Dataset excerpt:
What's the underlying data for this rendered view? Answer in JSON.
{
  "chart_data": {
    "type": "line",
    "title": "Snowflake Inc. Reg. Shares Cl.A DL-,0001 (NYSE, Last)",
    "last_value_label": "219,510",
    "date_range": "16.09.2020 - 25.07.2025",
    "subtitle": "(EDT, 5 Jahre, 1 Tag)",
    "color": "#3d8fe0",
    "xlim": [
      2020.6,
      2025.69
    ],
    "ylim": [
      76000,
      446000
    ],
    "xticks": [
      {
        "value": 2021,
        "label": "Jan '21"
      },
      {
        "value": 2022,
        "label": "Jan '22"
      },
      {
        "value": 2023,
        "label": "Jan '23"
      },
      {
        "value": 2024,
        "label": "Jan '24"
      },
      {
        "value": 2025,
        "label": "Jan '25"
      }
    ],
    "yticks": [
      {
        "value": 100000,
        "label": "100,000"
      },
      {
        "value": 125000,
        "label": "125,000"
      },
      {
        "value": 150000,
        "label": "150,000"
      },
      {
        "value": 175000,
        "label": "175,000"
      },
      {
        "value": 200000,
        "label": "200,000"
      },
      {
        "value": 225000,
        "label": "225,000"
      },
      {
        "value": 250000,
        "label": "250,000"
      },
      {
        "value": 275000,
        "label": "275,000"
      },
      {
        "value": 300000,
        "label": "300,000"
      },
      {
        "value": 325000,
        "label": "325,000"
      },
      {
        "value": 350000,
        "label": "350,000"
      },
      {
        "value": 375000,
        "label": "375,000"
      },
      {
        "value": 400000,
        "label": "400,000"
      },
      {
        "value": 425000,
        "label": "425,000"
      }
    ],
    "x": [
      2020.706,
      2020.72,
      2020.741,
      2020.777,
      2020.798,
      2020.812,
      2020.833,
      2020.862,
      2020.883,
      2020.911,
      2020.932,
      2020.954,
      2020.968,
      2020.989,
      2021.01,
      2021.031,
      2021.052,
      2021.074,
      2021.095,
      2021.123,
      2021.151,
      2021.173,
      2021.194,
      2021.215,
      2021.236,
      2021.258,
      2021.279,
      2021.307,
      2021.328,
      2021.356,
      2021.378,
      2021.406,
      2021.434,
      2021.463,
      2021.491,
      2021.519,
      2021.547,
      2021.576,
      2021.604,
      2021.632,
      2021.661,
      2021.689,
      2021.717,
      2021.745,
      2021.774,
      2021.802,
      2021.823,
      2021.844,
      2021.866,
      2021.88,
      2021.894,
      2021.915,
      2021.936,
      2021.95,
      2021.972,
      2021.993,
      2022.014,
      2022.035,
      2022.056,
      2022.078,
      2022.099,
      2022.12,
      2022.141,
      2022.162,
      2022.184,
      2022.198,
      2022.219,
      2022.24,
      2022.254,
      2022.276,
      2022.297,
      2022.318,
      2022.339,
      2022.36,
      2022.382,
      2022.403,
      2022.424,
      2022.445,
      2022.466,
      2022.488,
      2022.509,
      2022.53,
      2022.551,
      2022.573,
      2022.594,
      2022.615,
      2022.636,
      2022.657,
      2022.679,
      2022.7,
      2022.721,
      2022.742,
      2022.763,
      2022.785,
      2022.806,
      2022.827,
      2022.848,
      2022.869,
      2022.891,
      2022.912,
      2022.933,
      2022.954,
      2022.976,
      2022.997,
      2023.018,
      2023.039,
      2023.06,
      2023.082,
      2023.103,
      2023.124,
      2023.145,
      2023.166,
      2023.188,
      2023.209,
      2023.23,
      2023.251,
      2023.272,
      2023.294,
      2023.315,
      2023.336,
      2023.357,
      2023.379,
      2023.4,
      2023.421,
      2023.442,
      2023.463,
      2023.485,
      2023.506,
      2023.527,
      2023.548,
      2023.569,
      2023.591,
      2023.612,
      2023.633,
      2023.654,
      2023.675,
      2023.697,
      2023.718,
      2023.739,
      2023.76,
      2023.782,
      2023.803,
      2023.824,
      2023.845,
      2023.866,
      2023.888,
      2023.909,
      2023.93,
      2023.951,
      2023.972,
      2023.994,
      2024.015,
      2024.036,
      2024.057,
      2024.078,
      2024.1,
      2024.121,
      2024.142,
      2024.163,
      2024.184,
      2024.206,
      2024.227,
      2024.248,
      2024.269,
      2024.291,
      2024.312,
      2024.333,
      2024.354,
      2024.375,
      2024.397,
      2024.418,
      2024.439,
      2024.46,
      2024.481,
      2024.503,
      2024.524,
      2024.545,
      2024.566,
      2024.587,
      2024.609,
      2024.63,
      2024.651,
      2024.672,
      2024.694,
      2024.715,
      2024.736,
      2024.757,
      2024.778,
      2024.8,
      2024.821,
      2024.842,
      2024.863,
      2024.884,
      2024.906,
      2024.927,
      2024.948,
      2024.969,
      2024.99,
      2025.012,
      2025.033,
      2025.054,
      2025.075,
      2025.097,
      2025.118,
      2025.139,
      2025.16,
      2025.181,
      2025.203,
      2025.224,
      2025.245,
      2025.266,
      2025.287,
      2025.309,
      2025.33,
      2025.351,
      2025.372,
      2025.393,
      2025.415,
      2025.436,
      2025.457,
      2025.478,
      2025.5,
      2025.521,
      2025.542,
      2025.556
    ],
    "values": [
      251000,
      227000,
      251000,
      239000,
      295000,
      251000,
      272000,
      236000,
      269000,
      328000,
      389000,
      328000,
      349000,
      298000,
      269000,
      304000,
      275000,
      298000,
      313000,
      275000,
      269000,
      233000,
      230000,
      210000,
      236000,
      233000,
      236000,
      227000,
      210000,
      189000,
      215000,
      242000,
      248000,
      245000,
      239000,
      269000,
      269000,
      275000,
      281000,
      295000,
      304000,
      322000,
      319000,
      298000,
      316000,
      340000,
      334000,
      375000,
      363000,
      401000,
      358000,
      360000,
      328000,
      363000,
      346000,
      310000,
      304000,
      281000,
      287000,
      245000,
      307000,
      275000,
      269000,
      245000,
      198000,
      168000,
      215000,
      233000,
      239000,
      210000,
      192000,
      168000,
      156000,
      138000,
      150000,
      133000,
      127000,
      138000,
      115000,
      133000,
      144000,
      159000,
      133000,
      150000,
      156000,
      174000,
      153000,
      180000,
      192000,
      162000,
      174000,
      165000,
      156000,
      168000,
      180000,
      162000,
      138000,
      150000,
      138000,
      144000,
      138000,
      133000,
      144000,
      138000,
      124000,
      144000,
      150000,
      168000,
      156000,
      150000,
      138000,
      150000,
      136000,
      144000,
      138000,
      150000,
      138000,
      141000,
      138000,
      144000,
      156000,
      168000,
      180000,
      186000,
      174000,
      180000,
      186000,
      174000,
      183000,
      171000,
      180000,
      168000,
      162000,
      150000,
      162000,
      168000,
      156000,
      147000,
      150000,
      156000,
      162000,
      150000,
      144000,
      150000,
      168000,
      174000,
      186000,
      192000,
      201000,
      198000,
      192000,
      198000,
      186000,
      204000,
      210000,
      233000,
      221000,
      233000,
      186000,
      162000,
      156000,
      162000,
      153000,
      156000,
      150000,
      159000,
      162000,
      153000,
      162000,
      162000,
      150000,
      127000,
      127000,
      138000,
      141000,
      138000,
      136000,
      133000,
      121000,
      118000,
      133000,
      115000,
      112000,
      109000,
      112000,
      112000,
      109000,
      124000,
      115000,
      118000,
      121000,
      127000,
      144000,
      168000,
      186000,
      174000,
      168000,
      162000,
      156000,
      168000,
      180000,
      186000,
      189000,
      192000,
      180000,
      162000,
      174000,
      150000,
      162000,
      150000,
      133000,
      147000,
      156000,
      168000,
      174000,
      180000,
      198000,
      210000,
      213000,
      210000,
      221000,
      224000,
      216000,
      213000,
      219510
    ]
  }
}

▶ _WHAT YOU NEED TO DO_
Exactly reproduce all of the entries above.

▶ _THE RESULT_
What's the underlying data for this rendered view? Answer in JSON.
{
  "chart_data": {
    "type": "line",
    "title": "Snowflake Inc. Reg. Shares Cl.A DL-,0001 (NYSE, Last)",
    "last_value_label": "219,510",
    "date_range": "16.09.2020 - 25.07.2025",
    "subtitle": "(EDT, 5 Jahre, 1 Tag)",
    "color": "#3d8fe0",
    "xlim": [
      2020.6,
      2025.69
    ],
    "ylim": [
      76000,
      446000
    ],
    "xticks": [
      {
        "value": 2021,
        "label": "Jan '21"
      },
      {
        "value": 2022,
        "label": "Jan '22"
      },
      {
        "value": 2023,
        "label": "Jan '23"
      },
      {
        "value": 2024,
        "label": "Jan '24"
      },
      {
        "value": 2025,
        "label": "Jan '25"
      }
    ],
    "yticks": [
      {
        "value": 100000,
        "label": "100,000"
      },
      {
        "value": 125000,
        "label": "125,000"
      },
      {
        "value": 150000,
        "label": "150,000"
      },
      {
        "value": 175000,
        "label": "175,000"
      },
      {
        "value": 200000,
        "label": "200,000"
      },
      {
        "value": 225000,
        "label": "225,000"
      },
      {
        "value": 250000,
        "label": "250,000"
      },
      {
        "value": 275000,
        "label": "275,000"
      },
      {
        "value": 300000,
        "label": "300,000"
      },
      {
        "value": 325000,
        "label": "325,000"
      },
      {
        "value": 350000,
        "label": "350,000"
      },
      {
        "value": 375000,
        "label": "375,000"
      },
      {
        "value": 400000,
        "label": "400,000"
      },
      {
        "value": 425000,
        "label": "425,000"
      }
    ],
    "x": [
      2020.706,
      2020.72,
      2020.741,
      2020.777,
      2020.798,
      2020.812,
      2020.833,
      2020.862,
      2020.883,
      2020.911,
      2020.932,
      2020.954,
      2020.968,
      2020.989,
      2021.01,
      2021.031,
      2021.052,
      2021.074,
      2021.095,
      2021.123,
      2021.151,
      2021.173,
      2021.194,
      2021.215,
      2021.236,
      2021.258,
      2021.279,
      2021.307,
      2021.328,
      2021.356,
      2021.378,
      2021.406,
      2021.434,
      2021.463,
      2021.491,
      2021.519,
      2021.547,
      2021.576,
      2021.604,
      2021.632,
      2021.661,
      2021.689,
      2021.717,
      2021.745,
      2021.774,
      2021.802,
      2021.823,
      2021.844,
      2021.866,
      2021.88,
      2021.894,
      2021.915,
      2021.936,
      2021.95,
      2021.972,
      2021.993,
      2022.014,
      2022.035,
      2022.056,
      2022.078,
      2022.099,
      2022.12,
      2022.141,
      2022.162,
      2022.184,
      2022.198,
      2022.219,
      2022.24,
      2022.254,
      2022.276,
      2022.297,
      2022.318,
      2022.339,
      2022.36,
      2022.382,
      2022.403,
      2022.424,
      2022.445,
      2022.466,
      2022.488,
      2022.509,
      2022.53,
      2022.551,
      2022.573,
      2022.594,
      2022.615,
      2022.636,
      2022.657,
      2022.679,
      2022.7,
      2022.721,
      2022.742,
      2022.763,
      2022.785,
      2022.806,
      2022.827,
      2022.848,
      2022.869,
      2022.891,
      2022.912,
      2022.933,
      2022.954,
      2022.976,
      2022.997,
      2023.018,
      2023.039,
      2023.06,
      2023.082,
      2023.103,
      2023.124,
      2023.145,
      2023.166,
      2023.188,
      2023.209,
      2023.23,
      2023.251,
      2023.272,
      2023.294,
      2023.315,
      2023.336,
      2023.357,
      2023.379,
      2023.4,
      2023.421,
      2023.442,
      2023.463,
      2023.485,
      2023.506,
      2023.527,
      2023.548,
      2023.569,
      2023.591,
      2023.612,
      2023.633,
      2023.654,
      2023.675,
      2023.697,
      2023.718,
      2023.739,
      2023.76,
      2023.782,
      2023.803,
      2023.824,
      2023.845,
      2023.866,
      2023.888,
      2023.909,
      2023.93,
      2023.951,
      2023.972,
      2023.994,
      2024.015,
      2024.036,
      2024.057,
      2024.078,
      2024.1,
      2024.121,
      2024.142,
      2024.163,
      2024.184,
      2024.206,
      2024.227,
      2024.248,
      2024.269,
      2024.291,
      2024.312,
      2024.333,
      2024.354,
      2024.375,
      2024.397,
      2024.418,
      2024.439,
      2024.46,
      2024.481,
      2024.503,
      2024.524,
      2024.545,
      2024.566,
      2024.587,
      2024.609,
      2024.63,
      2024.651,
      2024.672,
      2024.694,
      2024.715,
      2024.736,
      2024.757,
      2024.778,
      2024.8,
      2024.821,
      2024.842,
      2024.863,
      2024.884,
      2024.906,
      2024.927,
      2024.948,
      2024.969,
      2024.99,
      2025.012,
      2025.033,
      2025.054,
      2025.075,
      2025.097,
      2025.118,
      2025.139,
      2025.16,
      2025.181,
      2025.203,
      2025.224,
      2025.245,
      2025.266,
      2025.287,
      2025.309,
      2025.33,
      2025.351,
      2025.372,
      2025.393,
      2025.415,
      2025.436,
      2025.457,
      2025.478,
      2025.5,
      2025.521,
      2025.542,
      2025.556
    ],
    "values": [
      251000,
      227000,
      251000,
      239000,
      295000,
      251000,
      272000,
      236000,
      269000,
      328000,
      389000,
      328000,
      349000,
      298000,
      269000,
      304000,
      275000,
      298000,
      313000,
      275000,
      269000,
      233000,
      230000,
      210000,
      236000,
      233000,
      236000,
      227000,
      210000,
      189000,
      215000,
      242000,
      248000,
      245000,
      239000,
      269000,
      269000,
      275000,
      281000,
      295000,
      304000,
      322000,
      319000,
      298000,
      316000,
      340000,
      334000,
      375000,
      363000,
      401000,
      358000,
      360000,
      328000,
      363000,
      346000,
      310000,
      304000,
      281000,
      287000,
      245000,
      307000,
      275000,
      269000,
      245000,
      198000,
      168000,
      215000,
      233000,
      239000,
      210000,
      192000,
      168000,
      156000,
      138000,
      150000,
      133000,
      127000,
      138000,
      115000,
      133000,
      144000,
      159000,
      133000,
      150000,
      156000,
      174000,
      153000,
      180000,
      192000,
      162000,
      174000,
      165000,
      156000,
      168000,
      180000,
      162000,
      138000,
      150000,
      138000,
      144000,
      138000,
      133000,
      144000,
      138000,
      124000,
      144000,
      150000,
      168000,
      156000,
      150000,
      138000,
      150000,
      136000,
      144000,
      138000,
      150000,
      138000,
      141000,
      138000,
      144000,
      156000,
      168000,
      180000,
      186000,
      174000,
      180000,
      186000,
      174000,
      183000,
      171000,
      180000,
      168000,
      162000,
      150000,
      162000,
      168000,
      156000,
      147000,
      150000,
      156000,
      162000,
      150000,
      144000,
      150000,
      168000,
      174000,
      186000,
      192000,
      201000,
      198000,
      192000,
      198000,
      186000,
      204000,
      210000,
      233000,
      221000,
      233000,
      186000,
      162000,
      156000,
      162000,
      153000,
      156000,
      150000,
      159000,
      162000,
      153000,
      162000,
      162000,
      150000,
      127000,
      127000,
      138000,
      141000,
      138000,
      136000,
      133000,
      121000,
      118000,
      133000,
      115000,
      112000,
      109000,
      112000,
      112000,
      109000,
      124000,
      115000,
      118000,
      121000,
      127000,
      144000,
      168000,
      186000,
      174000,
      168000,
      162000,
      156000,
      168000,
      180000,
      186000,
      189000,
      192000,
      180000,
      162000,
      174000,
      150000,
      162000,
      150000,
      133000,
      147000,
      156000,
      168000,
      174000,
      180000,
      198000,
      210000,
      213000,
      210000,
      221000,
      224000,
      216000,
      213000,
      219510
    ]
  }
}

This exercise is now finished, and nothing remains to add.